Data entries:
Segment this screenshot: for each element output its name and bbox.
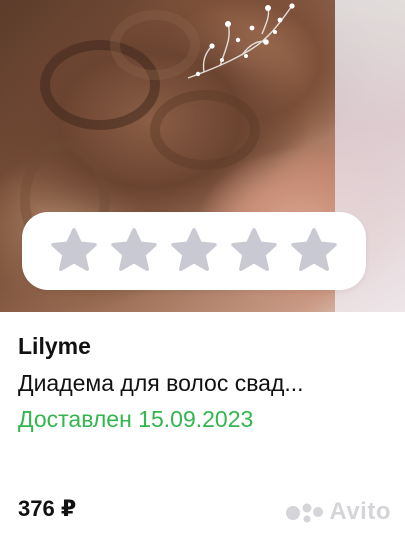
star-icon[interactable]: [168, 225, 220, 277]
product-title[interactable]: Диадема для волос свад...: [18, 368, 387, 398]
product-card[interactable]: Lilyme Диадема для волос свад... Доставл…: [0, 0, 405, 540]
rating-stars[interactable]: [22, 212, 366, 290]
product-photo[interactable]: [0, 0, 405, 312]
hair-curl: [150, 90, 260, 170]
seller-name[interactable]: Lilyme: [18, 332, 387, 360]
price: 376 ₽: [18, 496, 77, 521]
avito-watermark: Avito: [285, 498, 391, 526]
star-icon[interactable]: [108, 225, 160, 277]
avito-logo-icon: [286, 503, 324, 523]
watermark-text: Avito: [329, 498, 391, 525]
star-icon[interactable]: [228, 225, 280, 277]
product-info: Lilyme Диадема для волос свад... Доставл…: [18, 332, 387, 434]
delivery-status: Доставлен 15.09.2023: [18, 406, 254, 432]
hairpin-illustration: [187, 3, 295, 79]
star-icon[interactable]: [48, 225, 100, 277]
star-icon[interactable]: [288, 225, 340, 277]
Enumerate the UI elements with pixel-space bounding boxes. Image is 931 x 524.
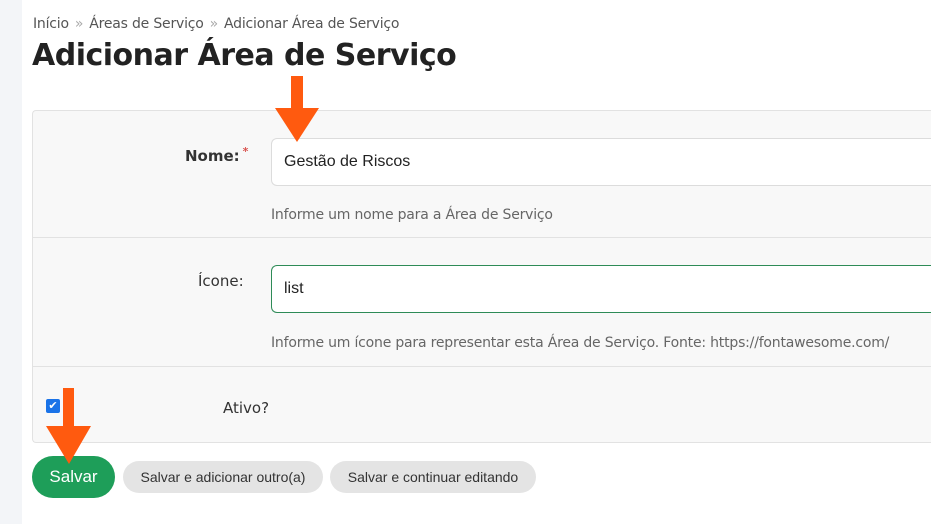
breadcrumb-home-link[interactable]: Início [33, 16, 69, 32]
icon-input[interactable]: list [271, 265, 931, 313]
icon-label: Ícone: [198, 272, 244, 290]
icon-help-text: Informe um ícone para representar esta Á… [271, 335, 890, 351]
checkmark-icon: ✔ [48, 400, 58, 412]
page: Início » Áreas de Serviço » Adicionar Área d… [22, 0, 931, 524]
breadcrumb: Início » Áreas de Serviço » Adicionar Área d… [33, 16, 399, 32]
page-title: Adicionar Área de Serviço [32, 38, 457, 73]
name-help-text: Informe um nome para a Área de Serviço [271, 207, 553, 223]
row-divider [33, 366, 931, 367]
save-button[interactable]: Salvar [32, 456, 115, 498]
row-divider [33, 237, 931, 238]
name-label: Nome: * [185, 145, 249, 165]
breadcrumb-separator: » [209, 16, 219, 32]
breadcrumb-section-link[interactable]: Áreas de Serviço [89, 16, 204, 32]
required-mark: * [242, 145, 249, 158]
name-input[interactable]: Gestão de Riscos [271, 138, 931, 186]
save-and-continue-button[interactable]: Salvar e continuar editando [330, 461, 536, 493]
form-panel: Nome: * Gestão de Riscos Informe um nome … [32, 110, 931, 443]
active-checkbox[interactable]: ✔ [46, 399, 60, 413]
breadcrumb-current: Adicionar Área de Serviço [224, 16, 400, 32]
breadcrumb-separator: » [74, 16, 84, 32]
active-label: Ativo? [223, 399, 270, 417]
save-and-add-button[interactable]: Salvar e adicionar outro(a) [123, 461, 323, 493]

Requirements: Extract every line of the items above without changing anything, and leave the pictures out.

Solved exercise:
Segment this screenshot: for each element output its name and bbox.
star-icon[interactable]: [168, 225, 220, 277]
product-title[interactable]: Диадема для волос свад...: [18, 368, 387, 398]
product-card[interactable]: Lilyme Диадема для волос свад... Доставл…: [0, 0, 405, 540]
rating-stars[interactable]: [22, 212, 366, 290]
product-photo[interactable]: [0, 0, 405, 312]
hair-curl: [150, 90, 260, 170]
seller-name[interactable]: Lilyme: [18, 332, 387, 360]
price: 376 ₽: [18, 496, 77, 521]
avito-watermark: Avito: [285, 498, 391, 526]
star-icon[interactable]: [108, 225, 160, 277]
avito-logo-icon: [286, 503, 324, 523]
watermark-text: Avito: [329, 498, 391, 525]
star-icon[interactable]: [228, 225, 280, 277]
product-info: Lilyme Диадема для волос свад... Доставл…: [18, 332, 387, 434]
delivery-status: Доставлен 15.09.2023: [18, 406, 254, 432]
hairpin-illustration: [187, 3, 295, 79]
star-icon[interactable]: [48, 225, 100, 277]
star-icon[interactable]: [288, 225, 340, 277]
Enumerate the UI elements with pixel-space bounding boxes. Image is 931 x 524.
breadcrumb-home-link[interactable]: Início [33, 16, 69, 32]
icon-input[interactable]: list [271, 265, 931, 313]
icon-label: Ícone: [198, 272, 244, 290]
icon-help-text: Informe um ícone para representar esta Á… [271, 335, 890, 351]
checkmark-icon: ✔ [48, 400, 58, 412]
page: Início » Áreas de Serviço » Adicionar Área d… [22, 0, 931, 524]
breadcrumb: Início » Áreas de Serviço » Adicionar Área d… [33, 16, 399, 32]
page-title: Adicionar Área de Serviço [32, 38, 457, 73]
name-help-text: Informe um nome para a Área de Serviço [271, 207, 553, 223]
row-divider [33, 366, 931, 367]
save-button[interactable]: Salvar [32, 456, 115, 498]
row-divider [33, 237, 931, 238]
name-label: Nome: * [185, 145, 249, 165]
breadcrumb-separator: » [209, 16, 219, 32]
breadcrumb-section-link[interactable]: Áreas de Serviço [89, 16, 204, 32]
required-mark: * [242, 145, 249, 158]
name-input[interactable]: Gestão de Riscos [271, 138, 931, 186]
save-and-continue-button[interactable]: Salvar e continuar editando [330, 461, 536, 493]
form-panel: Nome: * Gestão de Riscos Informe um nome … [32, 110, 931, 443]
active-checkbox[interactable]: ✔ [46, 399, 60, 413]
breadcrumb-current: Adicionar Área de Serviço [224, 16, 400, 32]
breadcrumb-separator: » [74, 16, 84, 32]
active-label: Ativo? [223, 399, 270, 417]
save-and-add-button[interactable]: Salvar e adicionar outro(a) [123, 461, 323, 493]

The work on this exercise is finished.